[Collected data entries]
--- --- ---

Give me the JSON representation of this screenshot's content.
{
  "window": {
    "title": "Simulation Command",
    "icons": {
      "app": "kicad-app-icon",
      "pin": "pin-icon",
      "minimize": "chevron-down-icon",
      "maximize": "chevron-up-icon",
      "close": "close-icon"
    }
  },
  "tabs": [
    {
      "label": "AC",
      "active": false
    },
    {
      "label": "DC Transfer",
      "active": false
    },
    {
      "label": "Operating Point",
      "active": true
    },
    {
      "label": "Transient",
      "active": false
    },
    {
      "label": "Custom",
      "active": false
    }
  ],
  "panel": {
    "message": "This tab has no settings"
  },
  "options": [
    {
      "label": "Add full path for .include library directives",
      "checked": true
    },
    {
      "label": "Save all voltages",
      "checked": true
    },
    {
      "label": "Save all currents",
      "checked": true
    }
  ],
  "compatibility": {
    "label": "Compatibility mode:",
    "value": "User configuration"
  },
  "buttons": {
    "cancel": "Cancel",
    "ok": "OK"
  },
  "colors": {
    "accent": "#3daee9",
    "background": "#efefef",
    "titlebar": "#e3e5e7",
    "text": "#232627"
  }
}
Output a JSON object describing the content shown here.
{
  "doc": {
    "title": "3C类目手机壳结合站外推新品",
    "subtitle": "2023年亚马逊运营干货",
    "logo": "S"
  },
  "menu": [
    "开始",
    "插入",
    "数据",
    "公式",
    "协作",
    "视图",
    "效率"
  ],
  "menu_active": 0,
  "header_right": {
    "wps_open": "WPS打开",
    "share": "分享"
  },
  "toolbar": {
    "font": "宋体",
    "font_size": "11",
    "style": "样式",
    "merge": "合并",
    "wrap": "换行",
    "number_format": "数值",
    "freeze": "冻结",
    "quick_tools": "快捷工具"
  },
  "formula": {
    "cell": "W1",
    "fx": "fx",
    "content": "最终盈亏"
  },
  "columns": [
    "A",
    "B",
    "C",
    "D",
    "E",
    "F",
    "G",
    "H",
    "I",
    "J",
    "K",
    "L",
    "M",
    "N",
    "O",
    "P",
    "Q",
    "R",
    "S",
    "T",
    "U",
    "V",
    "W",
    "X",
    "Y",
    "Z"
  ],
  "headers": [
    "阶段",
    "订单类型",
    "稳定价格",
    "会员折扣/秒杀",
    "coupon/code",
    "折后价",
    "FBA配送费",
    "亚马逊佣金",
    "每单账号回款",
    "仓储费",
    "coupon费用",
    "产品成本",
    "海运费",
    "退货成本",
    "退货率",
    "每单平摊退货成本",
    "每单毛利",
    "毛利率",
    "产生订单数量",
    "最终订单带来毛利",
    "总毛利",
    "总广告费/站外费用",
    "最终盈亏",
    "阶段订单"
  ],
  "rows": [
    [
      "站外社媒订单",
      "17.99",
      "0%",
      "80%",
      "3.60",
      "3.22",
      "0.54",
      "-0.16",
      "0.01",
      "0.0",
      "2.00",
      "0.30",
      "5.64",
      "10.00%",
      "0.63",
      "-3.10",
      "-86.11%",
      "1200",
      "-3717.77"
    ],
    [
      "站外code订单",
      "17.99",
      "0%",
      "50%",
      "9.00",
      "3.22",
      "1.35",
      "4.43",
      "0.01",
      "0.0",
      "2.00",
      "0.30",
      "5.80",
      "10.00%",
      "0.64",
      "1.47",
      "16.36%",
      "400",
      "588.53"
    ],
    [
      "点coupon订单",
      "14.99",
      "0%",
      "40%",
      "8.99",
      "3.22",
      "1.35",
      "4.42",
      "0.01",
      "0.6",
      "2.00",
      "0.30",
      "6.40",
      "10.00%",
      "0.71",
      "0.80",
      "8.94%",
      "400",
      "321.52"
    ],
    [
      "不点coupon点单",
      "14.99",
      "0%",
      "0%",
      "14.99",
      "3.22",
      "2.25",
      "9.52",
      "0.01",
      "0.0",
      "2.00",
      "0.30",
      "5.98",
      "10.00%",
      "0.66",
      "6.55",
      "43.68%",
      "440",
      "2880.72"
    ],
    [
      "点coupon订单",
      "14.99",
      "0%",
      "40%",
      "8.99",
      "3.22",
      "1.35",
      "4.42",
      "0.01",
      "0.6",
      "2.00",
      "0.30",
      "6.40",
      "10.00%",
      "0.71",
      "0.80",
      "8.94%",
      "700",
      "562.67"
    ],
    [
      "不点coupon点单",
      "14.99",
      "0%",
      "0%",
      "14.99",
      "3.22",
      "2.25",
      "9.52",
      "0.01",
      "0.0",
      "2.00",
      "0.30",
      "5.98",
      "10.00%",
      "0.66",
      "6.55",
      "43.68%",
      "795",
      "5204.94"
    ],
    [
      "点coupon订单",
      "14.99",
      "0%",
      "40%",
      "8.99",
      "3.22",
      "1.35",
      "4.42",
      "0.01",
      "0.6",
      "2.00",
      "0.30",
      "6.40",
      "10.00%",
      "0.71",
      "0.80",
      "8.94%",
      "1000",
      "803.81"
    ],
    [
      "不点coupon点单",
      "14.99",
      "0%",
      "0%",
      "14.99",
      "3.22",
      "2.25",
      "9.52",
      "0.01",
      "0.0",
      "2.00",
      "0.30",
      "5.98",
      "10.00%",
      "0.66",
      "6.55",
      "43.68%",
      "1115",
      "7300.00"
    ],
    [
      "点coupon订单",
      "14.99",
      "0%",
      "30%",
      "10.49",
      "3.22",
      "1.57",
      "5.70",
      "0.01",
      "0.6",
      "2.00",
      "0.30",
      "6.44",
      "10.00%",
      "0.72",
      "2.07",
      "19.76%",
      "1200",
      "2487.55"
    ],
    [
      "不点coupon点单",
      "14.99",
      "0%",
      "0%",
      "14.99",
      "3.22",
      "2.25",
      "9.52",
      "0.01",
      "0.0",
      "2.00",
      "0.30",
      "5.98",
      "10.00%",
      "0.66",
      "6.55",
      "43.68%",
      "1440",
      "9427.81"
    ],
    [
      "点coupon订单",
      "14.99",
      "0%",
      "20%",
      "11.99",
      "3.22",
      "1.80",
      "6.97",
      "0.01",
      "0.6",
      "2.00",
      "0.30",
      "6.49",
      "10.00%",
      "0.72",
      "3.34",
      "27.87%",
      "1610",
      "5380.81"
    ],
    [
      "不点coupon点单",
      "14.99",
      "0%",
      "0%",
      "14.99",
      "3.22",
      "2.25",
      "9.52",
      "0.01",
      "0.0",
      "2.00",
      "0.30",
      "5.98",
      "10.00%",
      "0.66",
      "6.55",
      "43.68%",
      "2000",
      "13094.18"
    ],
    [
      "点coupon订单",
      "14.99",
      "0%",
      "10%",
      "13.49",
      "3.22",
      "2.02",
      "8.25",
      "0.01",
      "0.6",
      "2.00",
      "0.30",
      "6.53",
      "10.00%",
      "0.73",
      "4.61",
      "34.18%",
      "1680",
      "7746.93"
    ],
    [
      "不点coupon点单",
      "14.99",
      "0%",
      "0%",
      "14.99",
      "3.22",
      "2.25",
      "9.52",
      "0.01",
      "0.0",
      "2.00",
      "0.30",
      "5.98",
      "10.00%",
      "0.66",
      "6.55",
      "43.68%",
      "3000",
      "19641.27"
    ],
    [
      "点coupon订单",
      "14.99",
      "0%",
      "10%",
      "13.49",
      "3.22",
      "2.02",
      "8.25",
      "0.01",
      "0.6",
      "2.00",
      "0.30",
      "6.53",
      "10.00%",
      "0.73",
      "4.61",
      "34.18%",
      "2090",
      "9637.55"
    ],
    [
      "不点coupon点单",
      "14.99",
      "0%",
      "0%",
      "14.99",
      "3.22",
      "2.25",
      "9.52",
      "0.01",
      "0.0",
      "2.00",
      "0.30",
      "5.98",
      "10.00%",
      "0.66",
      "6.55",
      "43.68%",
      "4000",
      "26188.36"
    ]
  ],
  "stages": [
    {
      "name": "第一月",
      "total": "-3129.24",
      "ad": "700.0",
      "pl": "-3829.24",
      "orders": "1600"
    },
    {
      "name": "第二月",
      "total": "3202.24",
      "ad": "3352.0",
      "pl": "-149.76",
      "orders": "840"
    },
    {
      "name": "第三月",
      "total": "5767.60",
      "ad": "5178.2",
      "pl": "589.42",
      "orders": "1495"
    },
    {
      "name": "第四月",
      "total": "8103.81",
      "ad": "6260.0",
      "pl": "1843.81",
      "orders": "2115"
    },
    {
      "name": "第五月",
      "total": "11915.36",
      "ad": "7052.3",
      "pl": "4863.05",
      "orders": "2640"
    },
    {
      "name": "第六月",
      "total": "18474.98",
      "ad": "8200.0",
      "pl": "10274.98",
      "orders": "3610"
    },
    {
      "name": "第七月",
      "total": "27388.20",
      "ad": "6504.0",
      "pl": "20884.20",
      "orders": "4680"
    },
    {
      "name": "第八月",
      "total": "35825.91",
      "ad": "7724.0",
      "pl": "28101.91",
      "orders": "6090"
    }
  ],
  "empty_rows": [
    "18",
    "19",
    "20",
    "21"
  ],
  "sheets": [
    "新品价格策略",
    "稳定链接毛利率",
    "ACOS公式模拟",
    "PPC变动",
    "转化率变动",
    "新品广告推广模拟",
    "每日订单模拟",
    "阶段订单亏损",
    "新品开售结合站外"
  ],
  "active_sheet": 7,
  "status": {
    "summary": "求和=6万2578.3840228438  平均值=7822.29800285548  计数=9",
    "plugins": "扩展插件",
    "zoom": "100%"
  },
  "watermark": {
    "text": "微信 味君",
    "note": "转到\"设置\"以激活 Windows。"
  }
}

--- --- ---

## Directions for this task
Check every line for "Save" and show the ones that have it.

## Correct answer
      "label": "Save all voltages",
      "label": "Save all currents",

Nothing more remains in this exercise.